Upgrading rental properties to be more efficient without paying attention to housing affordability runs the risk of creating housing that is only accessible to high-income residents.
Our new guide explains that if cities want to preserve—and hopefully grow—their stock of affordable housing, they must stipulate this as a priority, build and maintain partnerships within and outside local government, and design initiatives with low-income renters and renters of color in mind.
Take the example of Minneapolis, MN, featured in the guide. The 4d Affordable Housing Incentive program helps owners of unregulated affordable housing qualify for a state property tax abatement. Property owners can reduce their taxes by keeping at least 20% of units affordable to low-income residents. Participating properties can also join the city’s 4d Energy Efficiency program, which provides up to $50,000 in retrofit incentives per building. Our new guide features several case study cities and shows how cities can maximize the number of homes reached and achieve deep energy savings.
ACEEE’s initiative recognizes that renters deserve to benefit from advances in energy-saving technology just as much as owners, and that collectively we all benefit from upgrading our housing stock and preserving affordable housing. It has three main components:
- Continue the successful collaboration between ACEEE and the Urban Sustainability Directors Network. Since summer 2020, this working group has provided a platform for local governments to exchange information about policies and programs designed to equitably improve the energy efficiency of rental properties.
- Work closely with a few cities and community-based organizations to prioritize energy efficiency. We will provide targeted, customized technical assistance in at least five cities to help local governments and community-based organizations design and implement programs.
- Track new policies, including through ACEEE’s City Clean Energy Scorecard, and provide update on notable policies.

Exercise objective:
Update the part of the text on energy-efficient rental housing that opens with the words "Upgrading rental properties" and closes with "color in mind.", replacing "stipulate" with "establish". The data that comes next has no connection to the text on energy-efficient rental housing.

Data provided:
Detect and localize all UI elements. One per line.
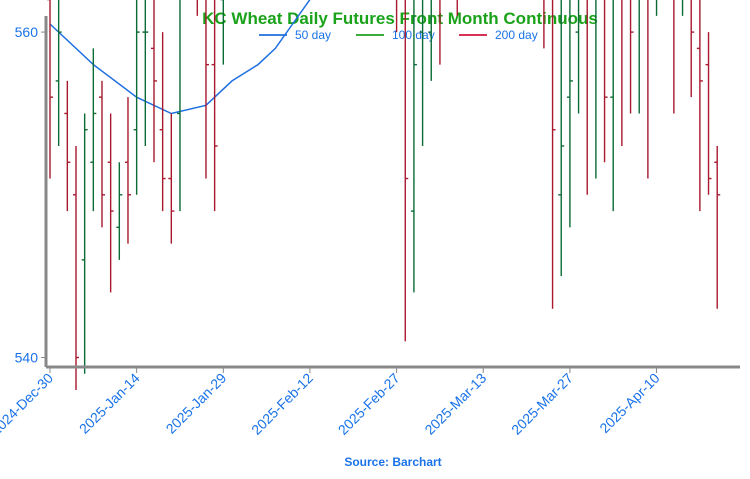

Exercise answer:
Upgrading rental properties to be more efficient without paying attention to housing affordability runs the risk of creating housing that is only accessible to high-income residents.
Our new guide explains that if cities want to preserve—and hopefully grow—their stock of affordable housing, they must establish this as a priority, build and maintain partnerships within and outside local government, and design initiatives with low-income renters and renters of color in mind.